Part of a data file
+ + +
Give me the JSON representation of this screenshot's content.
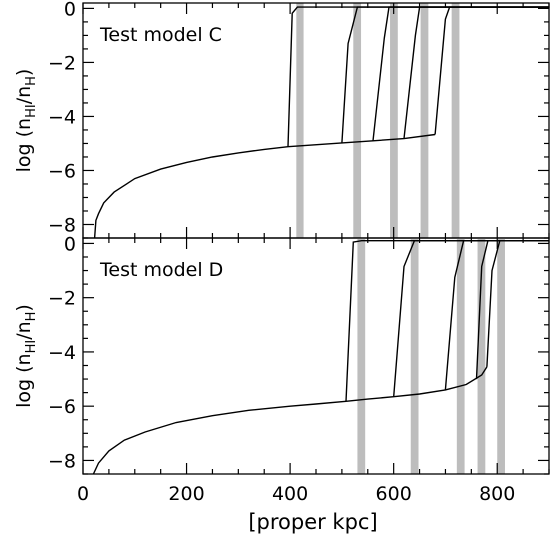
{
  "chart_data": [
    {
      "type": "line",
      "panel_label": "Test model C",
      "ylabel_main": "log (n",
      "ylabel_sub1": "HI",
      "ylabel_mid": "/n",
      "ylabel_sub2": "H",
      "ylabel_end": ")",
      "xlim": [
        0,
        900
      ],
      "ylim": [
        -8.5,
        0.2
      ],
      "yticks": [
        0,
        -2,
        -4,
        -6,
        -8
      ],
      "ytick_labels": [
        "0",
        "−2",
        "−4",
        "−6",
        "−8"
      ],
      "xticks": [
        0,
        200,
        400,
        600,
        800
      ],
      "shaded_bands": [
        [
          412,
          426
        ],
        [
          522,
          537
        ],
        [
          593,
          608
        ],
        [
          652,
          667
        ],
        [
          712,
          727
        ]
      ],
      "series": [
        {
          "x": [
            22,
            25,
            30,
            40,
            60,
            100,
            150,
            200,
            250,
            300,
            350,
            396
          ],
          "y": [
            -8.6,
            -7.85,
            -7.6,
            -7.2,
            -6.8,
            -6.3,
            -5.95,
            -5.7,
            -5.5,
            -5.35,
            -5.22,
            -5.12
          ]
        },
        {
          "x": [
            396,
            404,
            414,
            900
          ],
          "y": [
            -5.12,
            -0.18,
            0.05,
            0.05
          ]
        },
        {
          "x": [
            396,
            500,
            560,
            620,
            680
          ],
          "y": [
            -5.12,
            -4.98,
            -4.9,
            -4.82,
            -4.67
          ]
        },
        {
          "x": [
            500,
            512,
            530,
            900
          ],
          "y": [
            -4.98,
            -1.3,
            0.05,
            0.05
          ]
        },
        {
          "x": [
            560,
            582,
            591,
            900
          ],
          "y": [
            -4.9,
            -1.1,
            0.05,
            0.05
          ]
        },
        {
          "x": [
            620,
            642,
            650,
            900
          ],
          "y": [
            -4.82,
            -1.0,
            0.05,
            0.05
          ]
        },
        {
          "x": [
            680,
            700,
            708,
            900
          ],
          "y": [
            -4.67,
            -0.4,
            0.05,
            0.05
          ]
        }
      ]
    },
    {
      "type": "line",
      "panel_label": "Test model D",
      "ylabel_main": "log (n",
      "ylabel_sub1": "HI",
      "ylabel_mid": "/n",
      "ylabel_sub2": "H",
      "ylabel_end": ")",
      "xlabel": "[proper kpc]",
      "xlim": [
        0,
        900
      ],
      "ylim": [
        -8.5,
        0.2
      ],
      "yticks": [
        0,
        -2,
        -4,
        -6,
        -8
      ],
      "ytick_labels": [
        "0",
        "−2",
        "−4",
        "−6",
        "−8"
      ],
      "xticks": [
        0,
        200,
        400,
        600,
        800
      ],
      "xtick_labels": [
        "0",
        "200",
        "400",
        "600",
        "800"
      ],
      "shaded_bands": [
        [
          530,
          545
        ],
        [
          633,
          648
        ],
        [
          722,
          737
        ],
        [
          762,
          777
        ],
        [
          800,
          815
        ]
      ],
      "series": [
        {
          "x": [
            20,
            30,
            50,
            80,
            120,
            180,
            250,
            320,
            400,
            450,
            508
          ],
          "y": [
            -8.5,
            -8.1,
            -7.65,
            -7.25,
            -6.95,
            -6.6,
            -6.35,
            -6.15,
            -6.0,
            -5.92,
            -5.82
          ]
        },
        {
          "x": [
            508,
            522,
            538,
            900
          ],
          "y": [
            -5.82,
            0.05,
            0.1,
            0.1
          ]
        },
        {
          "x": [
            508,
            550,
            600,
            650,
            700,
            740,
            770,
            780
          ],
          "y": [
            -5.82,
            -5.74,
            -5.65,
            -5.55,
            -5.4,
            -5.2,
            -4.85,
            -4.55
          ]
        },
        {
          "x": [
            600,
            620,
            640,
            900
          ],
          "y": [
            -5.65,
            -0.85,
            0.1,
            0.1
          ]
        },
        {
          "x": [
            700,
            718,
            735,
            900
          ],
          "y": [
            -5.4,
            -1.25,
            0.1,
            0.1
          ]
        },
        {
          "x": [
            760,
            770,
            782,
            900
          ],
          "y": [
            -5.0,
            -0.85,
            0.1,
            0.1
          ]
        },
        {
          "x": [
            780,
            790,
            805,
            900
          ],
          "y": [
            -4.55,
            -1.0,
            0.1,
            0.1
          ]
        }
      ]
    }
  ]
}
+ + +
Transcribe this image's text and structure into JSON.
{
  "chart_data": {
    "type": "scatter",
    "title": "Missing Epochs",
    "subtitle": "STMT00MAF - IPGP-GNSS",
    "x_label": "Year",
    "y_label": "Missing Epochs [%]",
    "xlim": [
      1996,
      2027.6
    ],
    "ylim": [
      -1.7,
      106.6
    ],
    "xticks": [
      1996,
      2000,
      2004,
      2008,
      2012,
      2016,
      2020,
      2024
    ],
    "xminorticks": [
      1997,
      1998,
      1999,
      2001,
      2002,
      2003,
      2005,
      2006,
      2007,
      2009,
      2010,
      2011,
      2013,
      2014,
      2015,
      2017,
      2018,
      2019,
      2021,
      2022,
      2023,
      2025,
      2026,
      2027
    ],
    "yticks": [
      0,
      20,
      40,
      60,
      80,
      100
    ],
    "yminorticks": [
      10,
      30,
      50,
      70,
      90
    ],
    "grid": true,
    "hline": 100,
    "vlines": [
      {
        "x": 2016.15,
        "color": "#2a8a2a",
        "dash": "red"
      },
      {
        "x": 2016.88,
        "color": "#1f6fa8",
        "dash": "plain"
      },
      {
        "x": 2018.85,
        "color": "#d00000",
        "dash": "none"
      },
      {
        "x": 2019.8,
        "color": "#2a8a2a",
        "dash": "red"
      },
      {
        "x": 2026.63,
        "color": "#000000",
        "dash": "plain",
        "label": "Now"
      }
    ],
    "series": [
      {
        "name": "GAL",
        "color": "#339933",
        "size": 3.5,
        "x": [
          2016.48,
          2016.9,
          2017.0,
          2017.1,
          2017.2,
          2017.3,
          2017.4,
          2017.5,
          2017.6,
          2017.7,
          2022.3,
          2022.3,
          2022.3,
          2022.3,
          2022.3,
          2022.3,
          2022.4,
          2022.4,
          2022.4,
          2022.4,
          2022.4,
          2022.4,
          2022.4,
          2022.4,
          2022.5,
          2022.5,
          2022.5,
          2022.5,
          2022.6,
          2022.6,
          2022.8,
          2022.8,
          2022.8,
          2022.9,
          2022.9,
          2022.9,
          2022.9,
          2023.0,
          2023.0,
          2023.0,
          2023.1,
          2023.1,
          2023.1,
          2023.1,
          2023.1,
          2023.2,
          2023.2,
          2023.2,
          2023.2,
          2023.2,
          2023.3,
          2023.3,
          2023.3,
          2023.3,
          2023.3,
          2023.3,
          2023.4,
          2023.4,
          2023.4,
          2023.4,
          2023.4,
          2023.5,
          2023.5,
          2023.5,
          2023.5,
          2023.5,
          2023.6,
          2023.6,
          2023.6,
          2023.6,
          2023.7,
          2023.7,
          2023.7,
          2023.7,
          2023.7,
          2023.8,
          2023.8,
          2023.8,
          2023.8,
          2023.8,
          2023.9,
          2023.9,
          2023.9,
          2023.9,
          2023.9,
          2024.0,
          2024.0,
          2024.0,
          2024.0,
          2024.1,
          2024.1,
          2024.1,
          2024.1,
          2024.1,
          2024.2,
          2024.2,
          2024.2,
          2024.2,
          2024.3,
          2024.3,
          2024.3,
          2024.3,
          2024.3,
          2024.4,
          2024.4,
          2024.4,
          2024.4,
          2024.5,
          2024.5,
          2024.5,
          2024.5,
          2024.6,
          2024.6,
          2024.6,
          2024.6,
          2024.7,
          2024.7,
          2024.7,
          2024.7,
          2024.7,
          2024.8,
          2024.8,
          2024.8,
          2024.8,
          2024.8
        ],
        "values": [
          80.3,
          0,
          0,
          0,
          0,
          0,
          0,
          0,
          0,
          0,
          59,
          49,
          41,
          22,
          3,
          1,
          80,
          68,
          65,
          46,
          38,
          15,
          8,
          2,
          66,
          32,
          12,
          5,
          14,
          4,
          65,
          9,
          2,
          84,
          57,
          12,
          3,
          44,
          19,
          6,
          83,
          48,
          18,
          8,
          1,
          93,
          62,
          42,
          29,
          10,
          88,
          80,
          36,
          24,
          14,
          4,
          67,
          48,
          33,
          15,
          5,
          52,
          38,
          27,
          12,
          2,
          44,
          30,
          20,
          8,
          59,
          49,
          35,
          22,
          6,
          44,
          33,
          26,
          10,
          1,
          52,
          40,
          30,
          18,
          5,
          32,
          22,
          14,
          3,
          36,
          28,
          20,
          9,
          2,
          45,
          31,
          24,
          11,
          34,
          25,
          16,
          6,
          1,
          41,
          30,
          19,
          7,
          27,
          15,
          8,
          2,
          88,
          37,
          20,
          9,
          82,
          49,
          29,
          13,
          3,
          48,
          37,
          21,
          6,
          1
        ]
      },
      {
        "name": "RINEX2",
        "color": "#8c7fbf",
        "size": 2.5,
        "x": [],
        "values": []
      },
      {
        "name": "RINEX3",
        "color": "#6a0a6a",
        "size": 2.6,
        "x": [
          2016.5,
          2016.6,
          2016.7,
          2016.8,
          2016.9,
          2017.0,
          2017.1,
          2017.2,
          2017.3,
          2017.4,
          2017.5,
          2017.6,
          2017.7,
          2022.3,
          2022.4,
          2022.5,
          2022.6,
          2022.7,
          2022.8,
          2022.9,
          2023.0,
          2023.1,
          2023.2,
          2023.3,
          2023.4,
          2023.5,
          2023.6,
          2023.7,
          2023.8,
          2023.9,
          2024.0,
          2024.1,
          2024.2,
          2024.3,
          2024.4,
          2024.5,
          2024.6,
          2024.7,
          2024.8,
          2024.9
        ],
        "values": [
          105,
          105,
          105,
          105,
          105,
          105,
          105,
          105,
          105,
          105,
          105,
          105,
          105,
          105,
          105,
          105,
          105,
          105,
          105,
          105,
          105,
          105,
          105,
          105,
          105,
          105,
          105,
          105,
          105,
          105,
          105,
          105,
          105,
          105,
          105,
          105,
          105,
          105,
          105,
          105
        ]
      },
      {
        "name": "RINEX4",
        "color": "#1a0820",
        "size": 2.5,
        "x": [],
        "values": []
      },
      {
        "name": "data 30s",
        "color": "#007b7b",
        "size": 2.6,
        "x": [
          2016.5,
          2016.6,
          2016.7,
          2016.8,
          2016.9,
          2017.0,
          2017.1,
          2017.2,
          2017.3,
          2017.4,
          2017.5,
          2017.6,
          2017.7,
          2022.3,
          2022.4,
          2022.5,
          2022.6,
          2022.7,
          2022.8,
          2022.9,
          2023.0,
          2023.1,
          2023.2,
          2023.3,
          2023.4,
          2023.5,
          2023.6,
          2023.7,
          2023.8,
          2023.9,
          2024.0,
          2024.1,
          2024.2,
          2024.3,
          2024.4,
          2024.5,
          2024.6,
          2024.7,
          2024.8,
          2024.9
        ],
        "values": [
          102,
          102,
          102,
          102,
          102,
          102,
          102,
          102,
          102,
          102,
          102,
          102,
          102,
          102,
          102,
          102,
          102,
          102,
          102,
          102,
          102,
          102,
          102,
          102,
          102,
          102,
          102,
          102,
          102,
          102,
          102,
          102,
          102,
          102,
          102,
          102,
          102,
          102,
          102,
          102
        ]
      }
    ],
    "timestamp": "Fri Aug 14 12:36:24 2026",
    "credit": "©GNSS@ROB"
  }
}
+ + +
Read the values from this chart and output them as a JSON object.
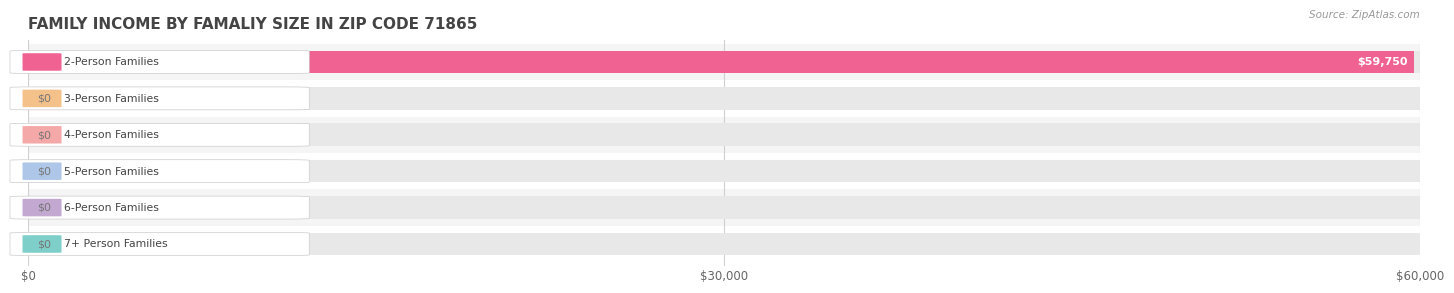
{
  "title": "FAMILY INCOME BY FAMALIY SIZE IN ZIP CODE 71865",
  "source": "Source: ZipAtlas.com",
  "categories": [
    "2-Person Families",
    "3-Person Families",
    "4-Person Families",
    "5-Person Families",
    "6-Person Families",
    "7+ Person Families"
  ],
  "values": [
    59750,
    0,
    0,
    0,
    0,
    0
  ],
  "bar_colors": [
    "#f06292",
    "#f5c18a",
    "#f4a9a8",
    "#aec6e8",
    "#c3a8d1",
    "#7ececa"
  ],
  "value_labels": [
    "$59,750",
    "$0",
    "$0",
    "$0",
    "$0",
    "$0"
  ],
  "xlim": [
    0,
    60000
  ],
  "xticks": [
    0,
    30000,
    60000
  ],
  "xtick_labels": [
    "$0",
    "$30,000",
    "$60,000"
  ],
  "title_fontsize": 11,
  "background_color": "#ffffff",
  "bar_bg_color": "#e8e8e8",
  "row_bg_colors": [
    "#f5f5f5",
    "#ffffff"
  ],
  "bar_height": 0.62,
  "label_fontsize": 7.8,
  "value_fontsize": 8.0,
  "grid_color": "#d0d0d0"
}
+ + +
Check every line of the data, and copy the ones that contain "GNSS".

    "subtitle": "STMT00MAF - IPGP-GNSS",
    "credit": "©GNSS@ROB"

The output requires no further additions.